Problem: Some lines in the records below may hold the word "Masinde"; give the number of those lines and nothing else.
☆ ☆ ☆ ☆ ☆
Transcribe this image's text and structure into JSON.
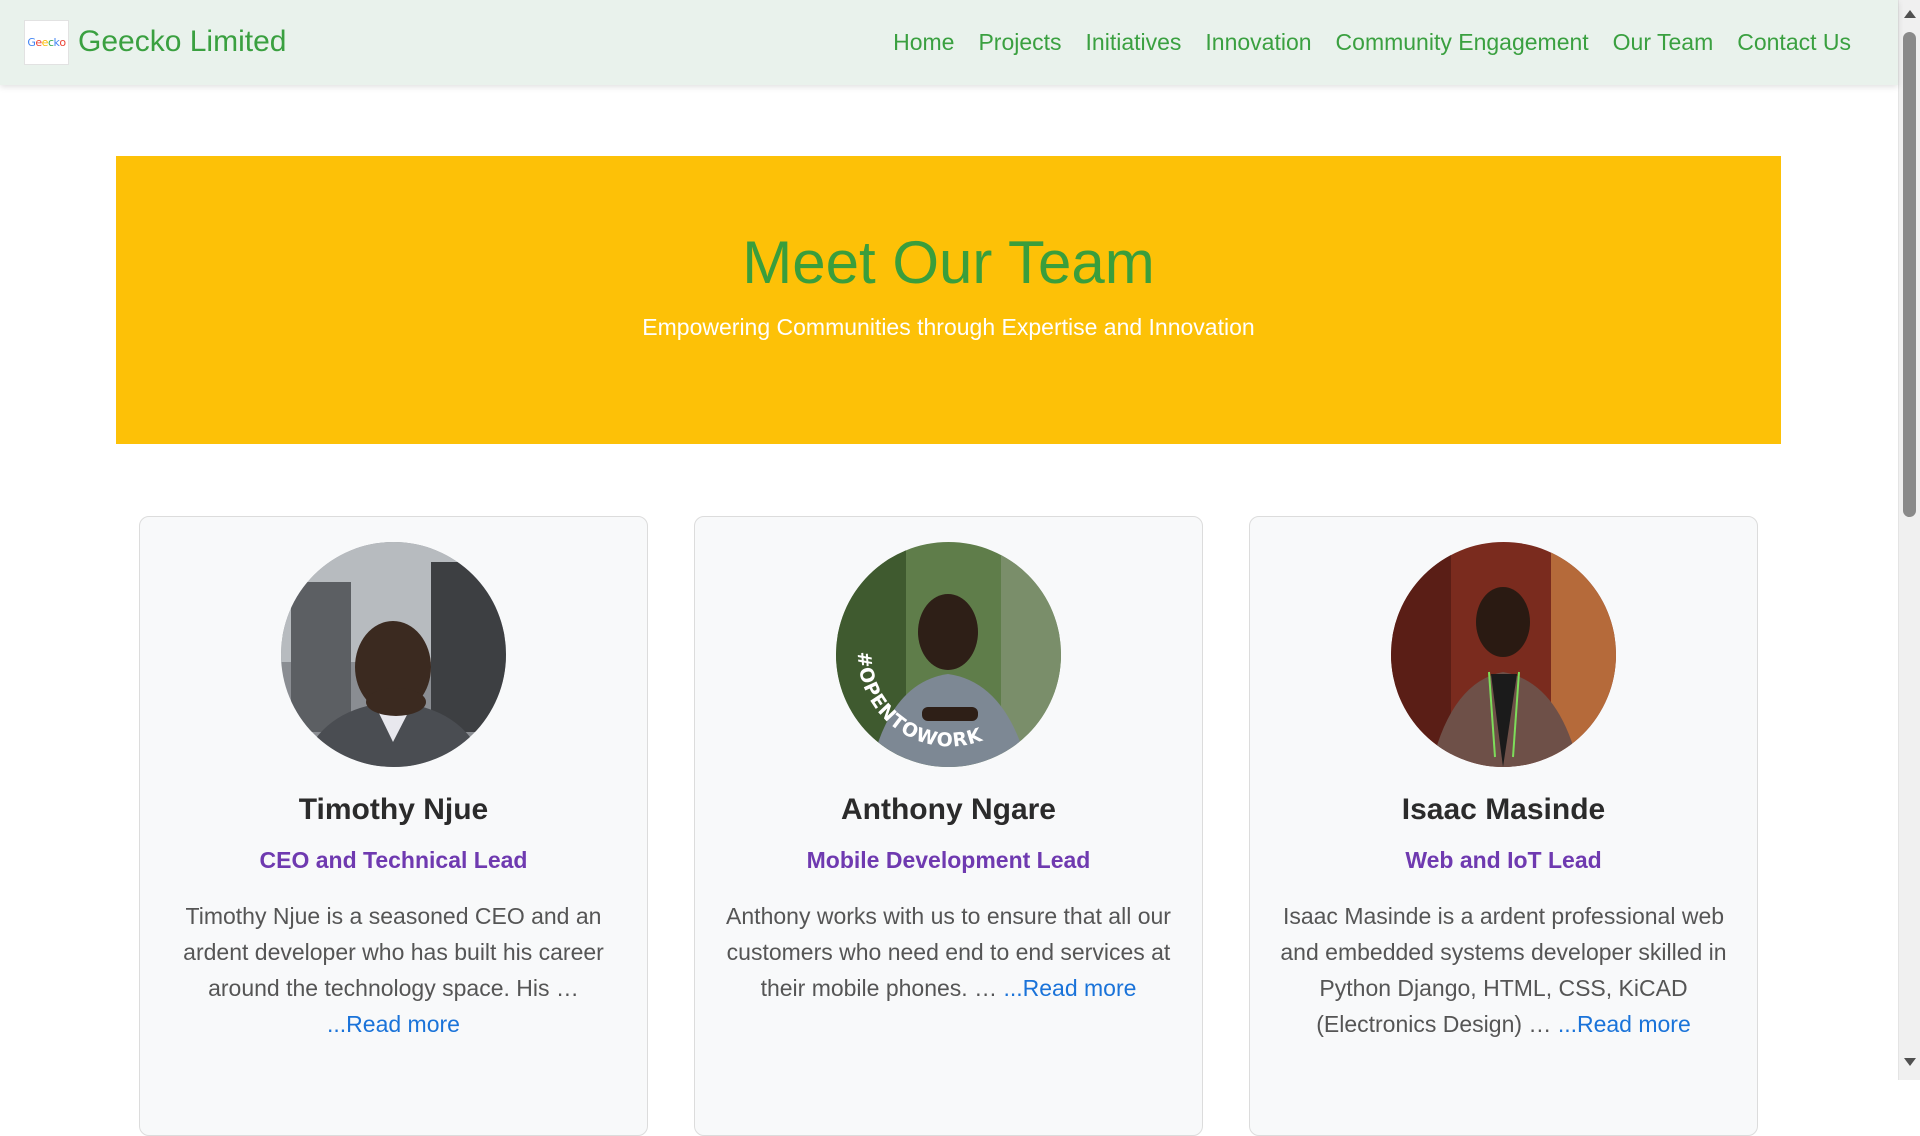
{
  "brand": {
    "logo_text": "Geecko",
    "name": "Geecko Limited"
  },
  "nav": {
    "items": [
      {
        "label": "Home"
      },
      {
        "label": "Projects"
      },
      {
        "label": "Initiatives"
      },
      {
        "label": "Innovation"
      },
      {
        "label": "Community Engagement"
      },
      {
        "label": "Our Team"
      },
      {
        "label": "Contact Us"
      }
    ]
  },
  "hero": {
    "title": "Meet Our Team",
    "subtitle": "Empowering Communities through Expertise and Innovation"
  },
  "team": [
    {
      "name": "Timothy Njue",
      "role": "CEO and Technical Lead",
      "bio": "Timothy Njue is a seasoned CEO and an ardent developer who has built his career around the technology space. His … ",
      "read_more": "...Read more",
      "photo_badge": ""
    },
    {
      "name": "Anthony Ngare",
      "role": "Mobile Development Lead",
      "bio": "Anthony works with us to ensure that all our customers who need end to end services at their mobile phones. … ",
      "read_more": "...Read more",
      "photo_badge": "#OPENTOWORK"
    },
    {
      "name": "Isaac Masinde",
      "role": "Web and IoT Lead",
      "bio": "Isaac Masinde is a ardent professional web and embedded systems developer skilled in Python Django, HTML, CSS, KiCAD (Electronics Design) … ",
      "read_more": "...Read more",
      "photo_badge": ""
    }
  ],
  "colors": {
    "navbar_bg": "#e9f2ec",
    "brand_green": "#3aa040",
    "hero_bg": "#fdc107",
    "role_purple": "#6f3ab0",
    "link_blue": "#1a73d9"
  }
}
☆ ☆ ☆ ☆ ☆
Full answer: 2